» **Information provided**:
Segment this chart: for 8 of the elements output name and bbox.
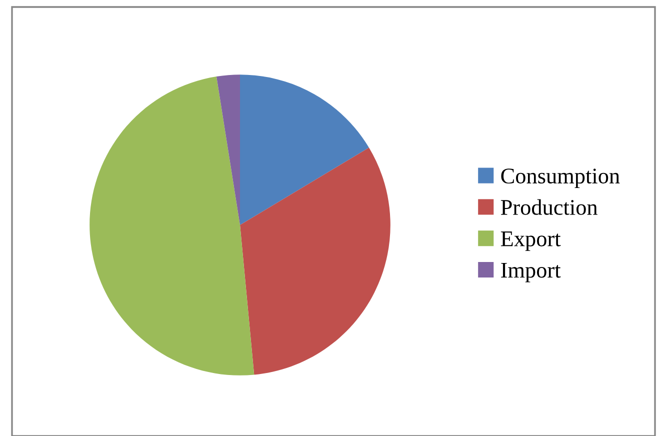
legend-label: Production xyxy=(500,199,598,215)
legend-label: Consumption xyxy=(501,168,620,188)
pie-slice xyxy=(240,148,390,375)
legend-label: Import xyxy=(501,262,561,282)
pie-slice xyxy=(216,74,240,225)
pie-slice xyxy=(240,74,369,225)
legend-label: Export xyxy=(500,232,561,251)
pie-slice xyxy=(90,76,254,376)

» **Short task**: Transcribe every line of the records above verbatim, omitting the pictures from your answer.

» **Result**:
Segment this chart: for 8 of the elements output name and bbox.
legend-label: Production xyxy=(500,199,598,215)
legend-label: Consumption xyxy=(501,168,620,188)
pie-slice xyxy=(240,148,390,375)
legend-label: Import xyxy=(501,262,561,282)
pie-slice xyxy=(216,74,240,225)
pie-slice xyxy=(240,74,369,225)
legend-label: Export xyxy=(500,232,561,251)
pie-slice xyxy=(90,76,254,376)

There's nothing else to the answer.